From the entries below, list each line with "Anglii".

*** Given data

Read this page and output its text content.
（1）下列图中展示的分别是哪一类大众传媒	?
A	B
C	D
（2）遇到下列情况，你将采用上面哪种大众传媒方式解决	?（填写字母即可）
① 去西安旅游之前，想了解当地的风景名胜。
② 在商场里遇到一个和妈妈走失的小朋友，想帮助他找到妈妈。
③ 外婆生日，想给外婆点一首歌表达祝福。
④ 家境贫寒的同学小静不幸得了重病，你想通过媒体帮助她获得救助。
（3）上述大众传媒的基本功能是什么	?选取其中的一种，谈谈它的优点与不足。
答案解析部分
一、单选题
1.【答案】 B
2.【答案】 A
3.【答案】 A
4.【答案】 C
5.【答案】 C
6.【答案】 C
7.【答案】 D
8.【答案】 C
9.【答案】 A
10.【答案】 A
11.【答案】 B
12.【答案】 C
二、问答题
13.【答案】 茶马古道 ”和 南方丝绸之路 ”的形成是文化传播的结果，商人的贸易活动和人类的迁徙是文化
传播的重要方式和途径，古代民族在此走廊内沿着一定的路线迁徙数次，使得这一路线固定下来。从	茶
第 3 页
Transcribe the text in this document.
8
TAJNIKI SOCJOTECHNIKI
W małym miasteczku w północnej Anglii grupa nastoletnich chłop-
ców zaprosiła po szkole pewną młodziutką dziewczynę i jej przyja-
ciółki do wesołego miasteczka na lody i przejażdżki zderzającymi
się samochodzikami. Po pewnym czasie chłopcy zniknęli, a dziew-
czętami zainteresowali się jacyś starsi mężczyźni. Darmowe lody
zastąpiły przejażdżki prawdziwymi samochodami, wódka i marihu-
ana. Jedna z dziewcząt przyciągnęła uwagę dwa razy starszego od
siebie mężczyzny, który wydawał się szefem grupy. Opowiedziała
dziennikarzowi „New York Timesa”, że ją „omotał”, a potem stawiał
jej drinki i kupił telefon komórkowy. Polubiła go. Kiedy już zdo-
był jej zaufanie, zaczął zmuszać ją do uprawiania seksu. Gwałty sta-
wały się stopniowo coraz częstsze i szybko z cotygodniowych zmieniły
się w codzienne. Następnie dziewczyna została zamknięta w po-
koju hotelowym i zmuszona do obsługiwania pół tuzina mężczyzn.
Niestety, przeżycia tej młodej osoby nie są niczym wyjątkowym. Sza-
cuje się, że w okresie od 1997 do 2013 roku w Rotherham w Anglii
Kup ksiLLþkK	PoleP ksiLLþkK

******

◆ Full output
W małym miasteczku w północnej Anglii grupa nastoletnich chłop-
cuje się, że w okresie od 1997 do 2013 roku w Rotherham w Anglii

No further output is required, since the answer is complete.